**WRITTEN PROBLEM**
Which lines in the material below contain the string "icon"? Gather each of those lines.

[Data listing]
- - -

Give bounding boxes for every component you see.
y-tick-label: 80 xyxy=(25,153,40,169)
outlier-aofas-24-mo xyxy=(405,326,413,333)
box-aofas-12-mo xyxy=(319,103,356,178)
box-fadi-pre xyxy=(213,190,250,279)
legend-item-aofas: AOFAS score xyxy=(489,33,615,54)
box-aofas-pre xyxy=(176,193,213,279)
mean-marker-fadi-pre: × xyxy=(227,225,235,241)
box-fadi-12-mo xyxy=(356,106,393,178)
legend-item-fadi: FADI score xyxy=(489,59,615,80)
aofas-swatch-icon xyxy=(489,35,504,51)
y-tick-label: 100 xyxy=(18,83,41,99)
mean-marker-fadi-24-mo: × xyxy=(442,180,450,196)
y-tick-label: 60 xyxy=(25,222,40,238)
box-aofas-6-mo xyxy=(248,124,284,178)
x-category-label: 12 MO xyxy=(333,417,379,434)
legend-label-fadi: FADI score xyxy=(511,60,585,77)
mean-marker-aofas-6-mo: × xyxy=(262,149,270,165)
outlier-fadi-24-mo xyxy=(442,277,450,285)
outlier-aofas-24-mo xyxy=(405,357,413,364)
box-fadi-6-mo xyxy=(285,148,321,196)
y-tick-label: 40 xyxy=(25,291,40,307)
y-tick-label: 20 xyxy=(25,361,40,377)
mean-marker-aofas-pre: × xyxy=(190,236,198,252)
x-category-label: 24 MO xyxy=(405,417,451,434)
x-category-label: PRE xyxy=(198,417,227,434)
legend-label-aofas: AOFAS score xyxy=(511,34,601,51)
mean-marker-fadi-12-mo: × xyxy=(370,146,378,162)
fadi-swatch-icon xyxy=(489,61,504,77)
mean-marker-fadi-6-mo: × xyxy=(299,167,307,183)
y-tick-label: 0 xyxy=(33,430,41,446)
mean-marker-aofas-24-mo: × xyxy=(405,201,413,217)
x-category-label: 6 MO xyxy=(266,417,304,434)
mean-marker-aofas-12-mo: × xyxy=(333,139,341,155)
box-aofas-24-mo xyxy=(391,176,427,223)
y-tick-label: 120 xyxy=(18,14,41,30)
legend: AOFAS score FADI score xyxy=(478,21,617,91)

- - -

**WRITTEN ANSWER**
aofas-swatch-icon xyxy=(489,35,504,51)
fadi-swatch-icon xyxy=(489,61,504,77)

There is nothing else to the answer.